- **Instruction**:
Repeat all the material exactly; pictures stay out of your copy.

******

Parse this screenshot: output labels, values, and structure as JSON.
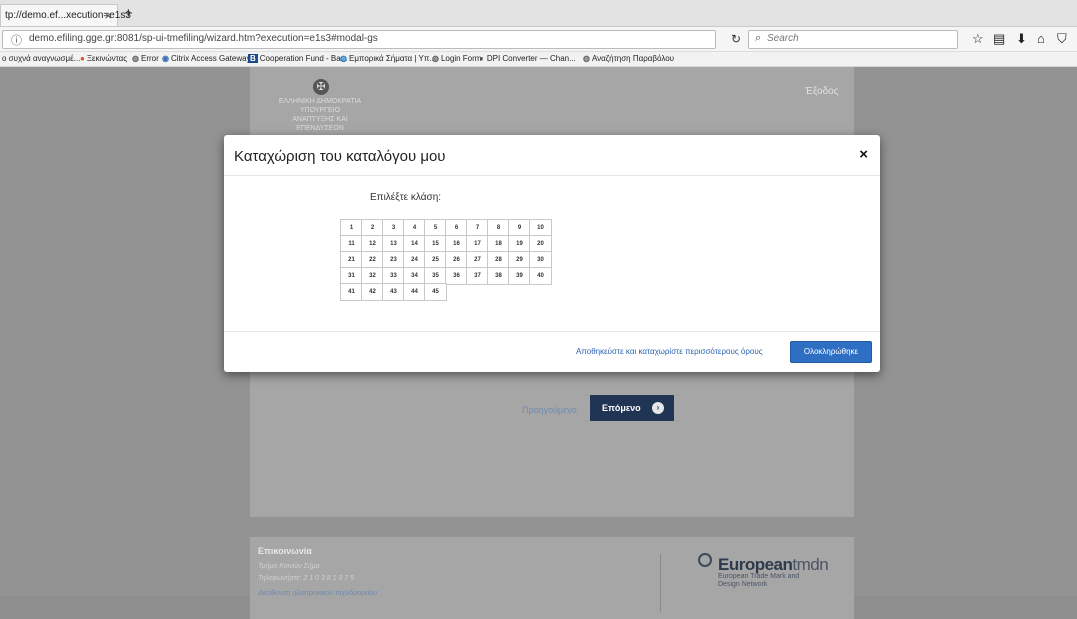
{
  "browser": {
    "tab_title": "tp://demo.ef...xecution=e1s3",
    "tab_close": "×",
    "new_tab": "+",
    "url": "demo.efiling.gge.gr:8081/sp-ui-tmefiling/wizard.htm?execution=e1s3#modal-gs",
    "search_placeholder": "Search",
    "bookmarks": [
      "ο συχνά αναγνωσμέ...",
      "Ξεκινώντας",
      "Error",
      "Citrix Access Gateway",
      "Cooperation Fund - Ba...",
      "Εμπορικά Σήματα | Υπ...",
      "Login Form",
      "DPI Converter — Chan...",
      "Αναζήτηση Παραβόλου"
    ]
  },
  "page": {
    "ministry_lines": [
      "ΕΛΛΗΝΙΚΗ ΔΗΜΟΚΡΑΤΙΑ",
      "ΥΠΟΥΡΓΕΙΟ",
      "ΑΝΑΠΤΥΞΗΣ ΚΑΙ ΕΠΕΝΔΥΣΕΩΝ"
    ],
    "logout": "Έξοδος",
    "prev_link": "Προηγούμενο",
    "next_button": "Επόμενο",
    "footer": {
      "title": "Επικοινωνία",
      "lines": [
        "Τμήμα Κοινών Σήμα",
        "Τηλεφωνήστε: 2 1 0 3 8 1 3 7 5"
      ],
      "link": "Διεύθυνση ηλεκτρονικού ταχυδρομείου",
      "logo_main": "European",
      "logo_tail": "tmdn",
      "logo_sub": "European Trade Mark and Design Network"
    }
  },
  "modal": {
    "title": "Καταχώριση του καταλόγου μου",
    "close": "×",
    "class_label": "Επιλέξτε κλάση:",
    "classes": [
      "1",
      "2",
      "3",
      "4",
      "5",
      "6",
      "7",
      "8",
      "9",
      "10",
      "11",
      "12",
      "13",
      "14",
      "15",
      "16",
      "17",
      "18",
      "19",
      "20",
      "21",
      "22",
      "23",
      "24",
      "25",
      "26",
      "27",
      "28",
      "29",
      "30",
      "31",
      "32",
      "33",
      "34",
      "35",
      "36",
      "37",
      "38",
      "39",
      "40",
      "41",
      "42",
      "43",
      "44",
      "45"
    ],
    "save_more": "Αποθηκεύστε και καταχωρίστε περισσότερους όρους",
    "complete_button": "Ολοκληρώθηκε"
  }
}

******

- **Answer to this exercise**:
Parse this screenshot: output labels, values, and structure as JSON.
{
  "browser": {
    "tab_title": "tp://demo.ef...xecution=e1s3",
    "tab_close": "×",
    "new_tab": "+",
    "url": "demo.efiling.gge.gr:8081/sp-ui-tmefiling/wizard.htm?execution=e1s3#modal-gs",
    "search_placeholder": "Search",
    "bookmarks": [
      "ο συχνά αναγνωσμέ...",
      "Ξεκινώντας",
      "Error",
      "Citrix Access Gateway",
      "Cooperation Fund - Ba...",
      "Εμπορικά Σήματα | Υπ...",
      "Login Form",
      "DPI Converter — Chan...",
      "Αναζήτηση Παραβόλου"
    ]
  },
  "page": {
    "ministry_lines": [
      "ΕΛΛΗΝΙΚΗ ΔΗΜΟΚΡΑΤΙΑ",
      "ΥΠΟΥΡΓΕΙΟ",
      "ΑΝΑΠΤΥΞΗΣ ΚΑΙ ΕΠΕΝΔΥΣΕΩΝ"
    ],
    "logout": "Έξοδος",
    "prev_link": "Προηγούμενο",
    "next_button": "Επόμενο",
    "footer": {
      "title": "Επικοινωνία",
      "lines": [
        "Τμήμα Κοινών Σήμα",
        "Τηλεφωνήστε: 2 1 0 3 8 1 3 7 5"
      ],
      "link": "Διεύθυνση ηλεκτρονικού ταχυδρομείου",
      "logo_main": "European",
      "logo_tail": "tmdn",
      "logo_sub": "European Trade Mark and Design Network"
    }
  },
  "modal": {
    "title": "Καταχώριση του καταλόγου μου",
    "close": "×",
    "class_label": "Επιλέξτε κλάση:",
    "classes": [
      "1",
      "2",
      "3",
      "4",
      "5",
      "6",
      "7",
      "8",
      "9",
      "10",
      "11",
      "12",
      "13",
      "14",
      "15",
      "16",
      "17",
      "18",
      "19",
      "20",
      "21",
      "22",
      "23",
      "24",
      "25",
      "26",
      "27",
      "28",
      "29",
      "30",
      "31",
      "32",
      "33",
      "34",
      "35",
      "36",
      "37",
      "38",
      "39",
      "40",
      "41",
      "42",
      "43",
      "44",
      "45"
    ],
    "save_more": "Αποθηκεύστε και καταχωρίστε περισσότερους όρους",
    "complete_button": "Ολοκληρώθηκε"
  }
}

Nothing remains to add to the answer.